-- START OF Given records --
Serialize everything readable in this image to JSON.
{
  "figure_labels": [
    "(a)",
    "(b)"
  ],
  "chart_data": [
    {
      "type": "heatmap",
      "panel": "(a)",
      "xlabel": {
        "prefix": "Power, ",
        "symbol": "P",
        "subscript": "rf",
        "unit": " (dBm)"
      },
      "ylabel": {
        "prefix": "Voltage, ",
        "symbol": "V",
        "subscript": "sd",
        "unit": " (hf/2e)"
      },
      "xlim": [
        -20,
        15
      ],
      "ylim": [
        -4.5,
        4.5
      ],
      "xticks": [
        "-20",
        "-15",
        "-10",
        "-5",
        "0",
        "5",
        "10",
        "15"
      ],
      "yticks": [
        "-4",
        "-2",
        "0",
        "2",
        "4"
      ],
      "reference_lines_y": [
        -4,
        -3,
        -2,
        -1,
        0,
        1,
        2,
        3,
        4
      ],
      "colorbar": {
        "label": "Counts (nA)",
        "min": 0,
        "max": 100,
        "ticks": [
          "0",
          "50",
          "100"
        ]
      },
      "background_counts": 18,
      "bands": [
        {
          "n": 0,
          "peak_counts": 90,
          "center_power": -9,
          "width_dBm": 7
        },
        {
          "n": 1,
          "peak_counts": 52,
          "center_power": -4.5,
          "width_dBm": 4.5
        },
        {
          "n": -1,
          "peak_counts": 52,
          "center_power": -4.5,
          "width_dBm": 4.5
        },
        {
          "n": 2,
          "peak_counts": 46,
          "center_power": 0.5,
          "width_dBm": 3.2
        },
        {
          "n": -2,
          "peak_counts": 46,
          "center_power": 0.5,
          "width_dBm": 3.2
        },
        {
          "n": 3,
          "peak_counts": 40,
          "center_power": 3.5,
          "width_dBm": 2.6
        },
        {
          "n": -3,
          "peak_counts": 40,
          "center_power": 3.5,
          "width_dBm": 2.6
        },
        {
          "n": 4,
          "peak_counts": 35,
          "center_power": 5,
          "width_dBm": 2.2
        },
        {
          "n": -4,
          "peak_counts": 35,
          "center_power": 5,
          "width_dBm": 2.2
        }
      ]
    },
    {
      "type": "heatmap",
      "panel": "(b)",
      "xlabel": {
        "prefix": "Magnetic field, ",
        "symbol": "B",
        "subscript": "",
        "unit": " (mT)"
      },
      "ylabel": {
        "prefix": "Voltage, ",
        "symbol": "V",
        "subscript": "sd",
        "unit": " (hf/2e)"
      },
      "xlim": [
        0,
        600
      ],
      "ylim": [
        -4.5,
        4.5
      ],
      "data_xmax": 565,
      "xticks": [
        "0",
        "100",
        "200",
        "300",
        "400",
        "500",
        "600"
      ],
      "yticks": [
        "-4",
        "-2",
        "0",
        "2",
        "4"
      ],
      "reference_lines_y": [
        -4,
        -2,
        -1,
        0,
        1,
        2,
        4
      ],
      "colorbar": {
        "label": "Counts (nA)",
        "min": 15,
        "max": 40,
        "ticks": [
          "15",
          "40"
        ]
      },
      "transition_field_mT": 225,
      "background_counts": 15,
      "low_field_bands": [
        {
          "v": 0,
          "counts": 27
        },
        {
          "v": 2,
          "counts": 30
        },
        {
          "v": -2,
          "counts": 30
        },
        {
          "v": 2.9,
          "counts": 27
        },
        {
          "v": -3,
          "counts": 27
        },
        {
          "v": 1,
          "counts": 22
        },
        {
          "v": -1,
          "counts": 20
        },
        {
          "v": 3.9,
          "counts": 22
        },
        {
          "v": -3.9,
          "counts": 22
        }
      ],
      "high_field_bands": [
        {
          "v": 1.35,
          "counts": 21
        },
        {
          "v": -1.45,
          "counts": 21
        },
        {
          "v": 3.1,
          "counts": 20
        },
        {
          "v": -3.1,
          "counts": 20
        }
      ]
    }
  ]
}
-- END OF Given records --
Repeat the preceding lines exactly, please, every one of them.

- _Answer to this problem_
Serialize everything readable in this image to JSON.
{
  "figure_labels": [
    "(a)",
    "(b)"
  ],
  "chart_data": [
    {
      "type": "heatmap",
      "panel": "(a)",
      "xlabel": {
        "prefix": "Power, ",
        "symbol": "P",
        "subscript": "rf",
        "unit": " (dBm)"
      },
      "ylabel": {
        "prefix": "Voltage, ",
        "symbol": "V",
        "subscript": "sd",
        "unit": " (hf/2e)"
      },
      "xlim": [
        -20,
        15
      ],
      "ylim": [
        -4.5,
        4.5
      ],
      "xticks": [
        "-20",
        "-15",
        "-10",
        "-5",
        "0",
        "5",
        "10",
        "15"
      ],
      "yticks": [
        "-4",
        "-2",
        "0",
        "2",
        "4"
      ],
      "reference_lines_y": [
        -4,
        -3,
        -2,
        -1,
        0,
        1,
        2,
        3,
        4
      ],
      "colorbar": {
        "label": "Counts (nA)",
        "min": 0,
        "max": 100,
        "ticks": [
          "0",
          "50",
          "100"
        ]
      },
      "background_counts": 18,
      "bands": [
        {
          "n": 0,
          "peak_counts": 90,
          "center_power": -9,
          "width_dBm": 7
        },
        {
          "n": 1,
          "peak_counts": 52,
          "center_power": -4.5,
          "width_dBm": 4.5
        },
        {
          "n": -1,
          "peak_counts": 52,
          "center_power": -4.5,
          "width_dBm": 4.5
        },
        {
          "n": 2,
          "peak_counts": 46,
          "center_power": 0.5,
          "width_dBm": 3.2
        },
        {
          "n": -2,
          "peak_counts": 46,
          "center_power": 0.5,
          "width_dBm": 3.2
        },
        {
          "n": 3,
          "peak_counts": 40,
          "center_power": 3.5,
          "width_dBm": 2.6
        },
        {
          "n": -3,
          "peak_counts": 40,
          "center_power": 3.5,
          "width_dBm": 2.6
        },
        {
          "n": 4,
          "peak_counts": 35,
          "center_power": 5,
          "width_dBm": 2.2
        },
        {
          "n": -4,
          "peak_counts": 35,
          "center_power": 5,
          "width_dBm": 2.2
        }
      ]
    },
    {
      "type": "heatmap",
      "panel": "(b)",
      "xlabel": {
        "prefix": "Magnetic field, ",
        "symbol": "B",
        "subscript": "",
        "unit": " (mT)"
      },
      "ylabel": {
        "prefix": "Voltage, ",
        "symbol": "V",
        "subscript": "sd",
        "unit": " (hf/2e)"
      },
      "xlim": [
        0,
        600
      ],
      "ylim": [
        -4.5,
        4.5
      ],
      "data_xmax": 565,
      "xticks": [
        "0",
        "100",
        "200",
        "300",
        "400",
        "500",
        "600"
      ],
      "yticks": [
        "-4",
        "-2",
        "0",
        "2",
        "4"
      ],
      "reference_lines_y": [
        -4,
        -2,
        -1,
        0,
        1,
        2,
        4
      ],
      "colorbar": {
        "label": "Counts (nA)",
        "min": 15,
        "max": 40,
        "ticks": [
          "15",
          "40"
        ]
      },
      "transition_field_mT": 225,
      "background_counts": 15,
      "low_field_bands": [
        {
          "v": 0,
          "counts": 27
        },
        {
          "v": 2,
          "counts": 30
        },
        {
          "v": -2,
          "counts": 30
        },
        {
          "v": 2.9,
          "counts": 27
        },
        {
          "v": -3,
          "counts": 27
        },
        {
          "v": 1,
          "counts": 22
        },
        {
          "v": -1,
          "counts": 20
        },
        {
          "v": 3.9,
          "counts": 22
        },
        {
          "v": -3.9,
          "counts": 22
        }
      ],
      "high_field_bands": [
        {
          "v": 1.35,
          "counts": 21
        },
        {
          "v": -1.45,
          "counts": 21
        },
        {
          "v": 3.1,
          "counts": 20
        },
        {
          "v": -3.1,
          "counts": 20
        }
      ]
    }
  ]
}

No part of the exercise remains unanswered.